EXCERPT PROVIDED:

☆ ☆ ☆ ☆ ☆

Opinion
3:24-cv-05299-TLF
11-13-2024
ORDER ON MOTION TO DISMISS OR STRIKE CLASS ALLEGATIONS
Theresa L. Fricke, United States Magistrate Judge
This matter comes before the Court on defendant's motion to dismiss, or strike plaintiff's class action allegations. Dkt. 35. The Court held oral argument on this motion on October 28, 2024. Dkt. 42. For the reasons stated below, defendant's motion is DENIED.
BACKGROUND
A. Plaintiff's Allegations
Defendant Central Bank of Kansas City (“CBKC”) contracted with Stored Value Cards d/b/a Numi Financial (“Numi”) to issue prepaid debit cards to persons released from custody at facilities they have agreements with. Dkt. 1. One such facility is the Pierce County Jail. Id. at 5. The agreement between Numi and Pierce County allowed Numi to select and/or change the card brand, issuing bank, or program manager at any time without the County's approval. Id.
Plaintiff Rutherford was incarcerated at Pierce County Jail in 2023 and upon release was issued a prepaid debit card from CBKC. Id. at 6. The card was preloaded with funds confiscated from him when he was taken into custody and funds that were deposited into his account during his incarceration; the card was already activated when he received it. Id. Plaintiff did not apply for or request the card and had no choice but to accept the release card instead of cash. Id. at 6-7. Plaintiff incurred fees when he withdrew his funds from a cash machine. Id. at 7.

☆ ☆ ☆ ☆ ☆

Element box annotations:
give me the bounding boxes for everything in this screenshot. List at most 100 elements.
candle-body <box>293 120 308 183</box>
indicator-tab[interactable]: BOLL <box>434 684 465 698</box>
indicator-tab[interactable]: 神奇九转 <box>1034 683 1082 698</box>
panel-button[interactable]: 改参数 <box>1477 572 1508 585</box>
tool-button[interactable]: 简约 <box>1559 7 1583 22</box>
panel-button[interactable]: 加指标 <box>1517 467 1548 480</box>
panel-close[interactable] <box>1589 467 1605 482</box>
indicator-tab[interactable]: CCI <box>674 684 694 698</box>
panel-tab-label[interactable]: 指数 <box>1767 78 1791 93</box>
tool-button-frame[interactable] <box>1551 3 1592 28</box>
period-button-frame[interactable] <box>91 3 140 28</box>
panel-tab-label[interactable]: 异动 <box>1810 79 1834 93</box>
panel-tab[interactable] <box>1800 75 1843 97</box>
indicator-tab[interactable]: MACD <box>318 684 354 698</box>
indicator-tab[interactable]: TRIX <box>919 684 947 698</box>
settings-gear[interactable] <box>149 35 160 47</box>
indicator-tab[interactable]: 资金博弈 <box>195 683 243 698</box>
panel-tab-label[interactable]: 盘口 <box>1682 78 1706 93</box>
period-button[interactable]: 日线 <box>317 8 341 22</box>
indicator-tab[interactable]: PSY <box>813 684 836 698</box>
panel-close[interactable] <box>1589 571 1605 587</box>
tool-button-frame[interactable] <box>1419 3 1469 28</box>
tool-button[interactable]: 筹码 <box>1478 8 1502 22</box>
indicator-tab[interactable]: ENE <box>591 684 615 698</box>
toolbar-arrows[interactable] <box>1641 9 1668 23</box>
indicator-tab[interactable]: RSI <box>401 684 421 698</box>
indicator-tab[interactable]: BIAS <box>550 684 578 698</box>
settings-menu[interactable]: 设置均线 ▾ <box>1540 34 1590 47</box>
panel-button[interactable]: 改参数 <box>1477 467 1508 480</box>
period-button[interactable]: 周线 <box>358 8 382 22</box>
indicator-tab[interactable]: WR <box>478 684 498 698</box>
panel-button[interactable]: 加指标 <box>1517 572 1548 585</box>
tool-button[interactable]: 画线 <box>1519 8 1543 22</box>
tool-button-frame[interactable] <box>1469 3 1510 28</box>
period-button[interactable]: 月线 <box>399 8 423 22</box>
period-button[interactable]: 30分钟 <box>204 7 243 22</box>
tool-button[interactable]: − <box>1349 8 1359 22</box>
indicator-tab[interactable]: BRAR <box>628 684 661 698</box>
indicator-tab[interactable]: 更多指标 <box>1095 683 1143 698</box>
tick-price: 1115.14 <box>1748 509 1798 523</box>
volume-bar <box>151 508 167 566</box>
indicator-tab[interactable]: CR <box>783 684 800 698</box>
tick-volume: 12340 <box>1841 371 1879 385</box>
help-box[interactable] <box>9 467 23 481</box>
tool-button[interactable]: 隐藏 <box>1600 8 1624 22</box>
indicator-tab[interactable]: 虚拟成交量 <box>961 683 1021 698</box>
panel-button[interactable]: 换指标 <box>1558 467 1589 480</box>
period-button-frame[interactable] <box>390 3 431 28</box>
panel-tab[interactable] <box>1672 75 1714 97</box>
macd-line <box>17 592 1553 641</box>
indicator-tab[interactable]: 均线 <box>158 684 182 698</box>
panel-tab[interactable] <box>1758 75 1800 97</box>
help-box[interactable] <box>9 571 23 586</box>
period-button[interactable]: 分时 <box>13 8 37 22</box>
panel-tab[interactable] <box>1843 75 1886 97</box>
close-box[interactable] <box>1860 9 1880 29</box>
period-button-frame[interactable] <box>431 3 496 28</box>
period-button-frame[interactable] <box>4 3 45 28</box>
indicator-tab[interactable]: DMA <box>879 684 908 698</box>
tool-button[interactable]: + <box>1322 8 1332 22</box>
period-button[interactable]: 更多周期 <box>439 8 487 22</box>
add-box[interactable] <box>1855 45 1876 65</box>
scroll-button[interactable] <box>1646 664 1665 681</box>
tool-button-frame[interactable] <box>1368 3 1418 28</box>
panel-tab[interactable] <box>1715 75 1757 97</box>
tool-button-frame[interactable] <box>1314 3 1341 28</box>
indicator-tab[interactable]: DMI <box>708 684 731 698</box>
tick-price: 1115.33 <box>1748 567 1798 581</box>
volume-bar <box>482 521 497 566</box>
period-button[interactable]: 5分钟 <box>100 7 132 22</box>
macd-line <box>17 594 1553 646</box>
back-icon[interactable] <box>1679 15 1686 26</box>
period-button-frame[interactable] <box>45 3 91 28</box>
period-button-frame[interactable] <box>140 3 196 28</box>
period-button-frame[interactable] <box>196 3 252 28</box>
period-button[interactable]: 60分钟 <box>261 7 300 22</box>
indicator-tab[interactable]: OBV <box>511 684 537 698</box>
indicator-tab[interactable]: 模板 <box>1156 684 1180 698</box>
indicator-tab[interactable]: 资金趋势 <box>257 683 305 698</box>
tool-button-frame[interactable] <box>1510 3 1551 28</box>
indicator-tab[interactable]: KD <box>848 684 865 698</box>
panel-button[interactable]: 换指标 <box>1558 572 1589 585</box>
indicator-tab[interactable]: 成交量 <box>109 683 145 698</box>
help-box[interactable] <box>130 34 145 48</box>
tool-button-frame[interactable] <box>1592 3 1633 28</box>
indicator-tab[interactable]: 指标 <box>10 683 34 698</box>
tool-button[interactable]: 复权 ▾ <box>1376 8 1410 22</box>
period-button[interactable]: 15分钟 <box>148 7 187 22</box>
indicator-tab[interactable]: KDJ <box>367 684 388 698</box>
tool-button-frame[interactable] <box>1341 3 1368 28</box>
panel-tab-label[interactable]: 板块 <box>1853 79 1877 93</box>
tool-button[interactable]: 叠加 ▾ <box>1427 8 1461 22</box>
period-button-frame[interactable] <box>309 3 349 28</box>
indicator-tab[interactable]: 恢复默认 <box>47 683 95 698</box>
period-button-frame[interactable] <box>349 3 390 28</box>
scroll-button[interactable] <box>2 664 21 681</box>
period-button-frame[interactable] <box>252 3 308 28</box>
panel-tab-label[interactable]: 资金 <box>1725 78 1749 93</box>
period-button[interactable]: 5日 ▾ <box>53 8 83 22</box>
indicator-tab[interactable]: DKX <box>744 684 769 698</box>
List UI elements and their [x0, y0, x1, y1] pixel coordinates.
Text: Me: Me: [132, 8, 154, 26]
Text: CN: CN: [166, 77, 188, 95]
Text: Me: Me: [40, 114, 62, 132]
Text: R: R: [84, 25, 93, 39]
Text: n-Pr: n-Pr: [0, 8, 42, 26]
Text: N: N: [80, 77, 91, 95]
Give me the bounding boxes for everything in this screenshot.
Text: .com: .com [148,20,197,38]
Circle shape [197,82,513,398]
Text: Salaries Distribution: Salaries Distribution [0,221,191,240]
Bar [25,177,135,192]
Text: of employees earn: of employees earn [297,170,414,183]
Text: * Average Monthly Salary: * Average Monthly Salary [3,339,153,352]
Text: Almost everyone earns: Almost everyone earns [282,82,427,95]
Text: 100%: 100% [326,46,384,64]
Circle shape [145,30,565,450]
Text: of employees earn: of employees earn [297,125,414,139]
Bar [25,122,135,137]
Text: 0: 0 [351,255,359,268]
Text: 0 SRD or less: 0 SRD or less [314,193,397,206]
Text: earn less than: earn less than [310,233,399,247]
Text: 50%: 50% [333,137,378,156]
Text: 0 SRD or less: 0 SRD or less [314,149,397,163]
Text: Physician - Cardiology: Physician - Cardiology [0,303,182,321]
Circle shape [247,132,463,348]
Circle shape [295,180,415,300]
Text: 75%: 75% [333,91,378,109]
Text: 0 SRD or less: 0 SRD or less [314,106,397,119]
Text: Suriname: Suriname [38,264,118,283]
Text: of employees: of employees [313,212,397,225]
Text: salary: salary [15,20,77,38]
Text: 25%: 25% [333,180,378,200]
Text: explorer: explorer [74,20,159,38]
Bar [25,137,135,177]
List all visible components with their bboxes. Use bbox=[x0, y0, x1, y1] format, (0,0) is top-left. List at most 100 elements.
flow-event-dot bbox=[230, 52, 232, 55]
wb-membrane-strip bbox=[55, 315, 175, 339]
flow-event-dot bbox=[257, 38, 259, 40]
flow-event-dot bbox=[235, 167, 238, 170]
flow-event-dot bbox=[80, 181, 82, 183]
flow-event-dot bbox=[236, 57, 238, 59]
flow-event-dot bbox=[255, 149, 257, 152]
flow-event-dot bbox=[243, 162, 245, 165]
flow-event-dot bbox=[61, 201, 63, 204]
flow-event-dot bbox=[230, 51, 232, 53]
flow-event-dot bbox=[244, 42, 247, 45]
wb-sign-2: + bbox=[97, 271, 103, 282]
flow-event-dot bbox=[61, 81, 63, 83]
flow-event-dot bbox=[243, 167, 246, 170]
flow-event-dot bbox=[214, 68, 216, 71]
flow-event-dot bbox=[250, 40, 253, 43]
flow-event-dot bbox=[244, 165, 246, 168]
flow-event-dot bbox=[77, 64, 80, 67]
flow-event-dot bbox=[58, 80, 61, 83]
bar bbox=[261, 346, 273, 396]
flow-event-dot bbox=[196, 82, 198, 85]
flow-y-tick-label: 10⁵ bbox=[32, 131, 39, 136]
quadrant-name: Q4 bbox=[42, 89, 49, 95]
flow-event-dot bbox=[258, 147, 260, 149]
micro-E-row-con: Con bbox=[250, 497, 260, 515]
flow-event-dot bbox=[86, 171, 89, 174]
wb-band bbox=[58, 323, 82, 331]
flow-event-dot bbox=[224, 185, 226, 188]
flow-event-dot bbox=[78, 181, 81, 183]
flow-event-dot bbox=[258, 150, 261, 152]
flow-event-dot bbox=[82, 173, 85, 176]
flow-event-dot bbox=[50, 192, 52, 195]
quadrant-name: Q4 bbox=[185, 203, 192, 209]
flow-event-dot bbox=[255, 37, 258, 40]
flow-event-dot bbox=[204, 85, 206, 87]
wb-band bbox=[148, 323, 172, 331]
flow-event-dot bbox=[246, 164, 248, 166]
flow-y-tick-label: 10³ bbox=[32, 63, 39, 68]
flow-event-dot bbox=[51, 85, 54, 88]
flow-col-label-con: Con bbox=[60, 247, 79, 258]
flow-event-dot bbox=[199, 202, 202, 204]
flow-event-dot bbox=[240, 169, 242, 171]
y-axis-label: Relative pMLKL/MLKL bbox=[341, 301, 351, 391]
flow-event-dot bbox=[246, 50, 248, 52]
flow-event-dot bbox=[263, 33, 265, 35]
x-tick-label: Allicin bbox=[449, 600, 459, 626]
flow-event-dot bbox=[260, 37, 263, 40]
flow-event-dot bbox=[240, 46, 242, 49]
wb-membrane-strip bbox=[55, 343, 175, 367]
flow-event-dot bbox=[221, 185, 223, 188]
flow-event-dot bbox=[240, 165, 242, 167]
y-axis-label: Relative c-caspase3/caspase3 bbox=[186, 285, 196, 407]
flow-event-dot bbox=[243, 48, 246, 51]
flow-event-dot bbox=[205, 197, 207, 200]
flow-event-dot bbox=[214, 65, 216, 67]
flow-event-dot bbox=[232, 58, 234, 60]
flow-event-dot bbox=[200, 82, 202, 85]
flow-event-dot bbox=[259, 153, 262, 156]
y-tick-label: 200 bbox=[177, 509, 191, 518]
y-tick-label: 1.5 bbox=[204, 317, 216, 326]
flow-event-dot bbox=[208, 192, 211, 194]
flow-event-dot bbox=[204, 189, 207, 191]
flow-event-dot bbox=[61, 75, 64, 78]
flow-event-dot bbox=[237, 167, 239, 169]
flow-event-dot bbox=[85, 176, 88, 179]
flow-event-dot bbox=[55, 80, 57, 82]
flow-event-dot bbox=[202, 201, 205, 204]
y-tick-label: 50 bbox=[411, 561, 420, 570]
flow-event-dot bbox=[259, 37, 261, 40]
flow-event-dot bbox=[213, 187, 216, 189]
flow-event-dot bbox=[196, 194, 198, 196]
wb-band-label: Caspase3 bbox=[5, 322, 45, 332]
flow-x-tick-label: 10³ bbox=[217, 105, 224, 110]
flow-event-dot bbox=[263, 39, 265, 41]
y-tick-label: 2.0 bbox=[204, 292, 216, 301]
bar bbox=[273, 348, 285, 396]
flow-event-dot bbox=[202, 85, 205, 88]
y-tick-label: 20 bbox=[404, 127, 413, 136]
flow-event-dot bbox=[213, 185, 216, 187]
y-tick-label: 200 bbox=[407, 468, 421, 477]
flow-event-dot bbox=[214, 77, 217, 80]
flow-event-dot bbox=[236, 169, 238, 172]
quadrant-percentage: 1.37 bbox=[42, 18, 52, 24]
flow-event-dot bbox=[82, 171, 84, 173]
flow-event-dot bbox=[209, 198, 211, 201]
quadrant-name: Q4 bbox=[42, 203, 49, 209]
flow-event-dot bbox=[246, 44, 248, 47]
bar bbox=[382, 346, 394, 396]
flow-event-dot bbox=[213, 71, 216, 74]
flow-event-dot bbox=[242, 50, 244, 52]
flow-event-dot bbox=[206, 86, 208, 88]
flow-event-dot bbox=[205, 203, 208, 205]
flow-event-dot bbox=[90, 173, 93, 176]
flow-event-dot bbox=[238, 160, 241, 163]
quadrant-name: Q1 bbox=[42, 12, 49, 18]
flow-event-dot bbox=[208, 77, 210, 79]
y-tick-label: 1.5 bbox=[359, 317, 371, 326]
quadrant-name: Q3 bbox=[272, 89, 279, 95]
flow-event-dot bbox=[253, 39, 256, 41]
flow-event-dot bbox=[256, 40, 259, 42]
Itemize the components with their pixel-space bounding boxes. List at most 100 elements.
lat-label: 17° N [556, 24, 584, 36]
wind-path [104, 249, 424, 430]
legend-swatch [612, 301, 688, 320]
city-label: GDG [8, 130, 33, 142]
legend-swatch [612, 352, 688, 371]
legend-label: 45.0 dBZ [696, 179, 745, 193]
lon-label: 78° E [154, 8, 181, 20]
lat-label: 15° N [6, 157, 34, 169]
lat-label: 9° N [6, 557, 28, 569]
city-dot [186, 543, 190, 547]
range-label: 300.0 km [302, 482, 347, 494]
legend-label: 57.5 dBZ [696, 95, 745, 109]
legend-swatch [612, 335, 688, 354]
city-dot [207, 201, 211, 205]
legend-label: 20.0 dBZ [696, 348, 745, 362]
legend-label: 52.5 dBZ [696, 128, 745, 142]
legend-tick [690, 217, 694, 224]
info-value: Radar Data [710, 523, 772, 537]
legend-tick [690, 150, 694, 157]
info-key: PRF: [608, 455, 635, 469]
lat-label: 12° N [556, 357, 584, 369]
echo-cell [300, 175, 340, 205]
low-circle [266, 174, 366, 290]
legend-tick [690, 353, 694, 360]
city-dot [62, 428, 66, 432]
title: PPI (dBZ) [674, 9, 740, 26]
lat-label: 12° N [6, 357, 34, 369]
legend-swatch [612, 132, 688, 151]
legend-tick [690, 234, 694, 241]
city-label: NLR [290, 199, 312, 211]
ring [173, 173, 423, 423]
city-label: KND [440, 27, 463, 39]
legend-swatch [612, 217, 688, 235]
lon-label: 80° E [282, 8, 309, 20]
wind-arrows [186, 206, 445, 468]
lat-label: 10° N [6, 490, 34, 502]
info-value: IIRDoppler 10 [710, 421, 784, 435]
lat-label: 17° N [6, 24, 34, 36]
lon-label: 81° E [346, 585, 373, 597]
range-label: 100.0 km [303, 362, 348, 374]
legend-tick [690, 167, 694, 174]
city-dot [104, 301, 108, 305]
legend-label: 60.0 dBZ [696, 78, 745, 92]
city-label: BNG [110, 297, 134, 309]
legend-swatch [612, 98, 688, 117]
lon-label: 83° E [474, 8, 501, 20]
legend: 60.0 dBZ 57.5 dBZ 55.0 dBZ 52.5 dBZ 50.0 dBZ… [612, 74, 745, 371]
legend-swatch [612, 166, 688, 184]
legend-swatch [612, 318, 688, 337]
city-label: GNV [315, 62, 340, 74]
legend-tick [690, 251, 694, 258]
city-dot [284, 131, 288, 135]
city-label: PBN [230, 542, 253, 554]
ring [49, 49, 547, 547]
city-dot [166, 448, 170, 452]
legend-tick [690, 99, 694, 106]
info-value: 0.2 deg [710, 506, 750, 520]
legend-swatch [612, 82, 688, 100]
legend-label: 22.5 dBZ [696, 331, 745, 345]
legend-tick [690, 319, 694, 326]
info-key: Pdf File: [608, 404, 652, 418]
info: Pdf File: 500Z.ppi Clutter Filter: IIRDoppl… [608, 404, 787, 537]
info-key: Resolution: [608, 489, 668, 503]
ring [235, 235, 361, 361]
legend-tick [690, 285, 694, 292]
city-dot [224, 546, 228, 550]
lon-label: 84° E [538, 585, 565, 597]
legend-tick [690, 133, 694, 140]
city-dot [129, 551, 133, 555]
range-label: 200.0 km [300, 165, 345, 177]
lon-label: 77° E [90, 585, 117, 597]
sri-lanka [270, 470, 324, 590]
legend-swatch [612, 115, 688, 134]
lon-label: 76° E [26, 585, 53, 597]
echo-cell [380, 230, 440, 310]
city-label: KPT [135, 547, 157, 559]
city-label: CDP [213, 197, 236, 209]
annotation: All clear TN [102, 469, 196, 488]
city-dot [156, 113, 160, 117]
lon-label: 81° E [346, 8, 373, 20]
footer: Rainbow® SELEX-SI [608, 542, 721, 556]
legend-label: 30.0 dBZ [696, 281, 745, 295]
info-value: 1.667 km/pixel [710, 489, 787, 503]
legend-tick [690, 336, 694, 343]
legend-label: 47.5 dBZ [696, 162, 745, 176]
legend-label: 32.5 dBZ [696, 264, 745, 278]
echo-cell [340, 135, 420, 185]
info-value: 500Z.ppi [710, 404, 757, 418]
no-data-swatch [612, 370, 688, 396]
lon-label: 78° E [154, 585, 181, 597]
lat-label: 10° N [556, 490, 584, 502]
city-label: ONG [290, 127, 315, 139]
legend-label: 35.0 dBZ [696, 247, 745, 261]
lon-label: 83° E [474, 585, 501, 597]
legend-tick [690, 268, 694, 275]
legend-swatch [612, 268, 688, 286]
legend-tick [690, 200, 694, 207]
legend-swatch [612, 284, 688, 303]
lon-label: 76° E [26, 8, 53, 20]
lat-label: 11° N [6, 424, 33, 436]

☆ ☆ ☆ ☆ ☆

BRIEF:
Extract the passage of the court order that runs from "Plaintiff Rutherford was" up to and including "machine. Id. at 7.".

WRITTEN SOLUTION:
Plaintiff Rutherford was incarcerated at Pierce County Jail in 2023 and upon release was issued a prepaid debit card from CBKC. Id. at 6. The card was preloaded with funds confiscated from him when he was taken into custody and funds that were deposited into his account during his incarceration; the card was already activated when he received it. Id. Plaintiff did not apply for or request the card and had no choice but to accept the release card instead of cash. Id. at 6-7. Plaintiff incurred fees when he withdrew his funds from a cash machine. Id. at 7.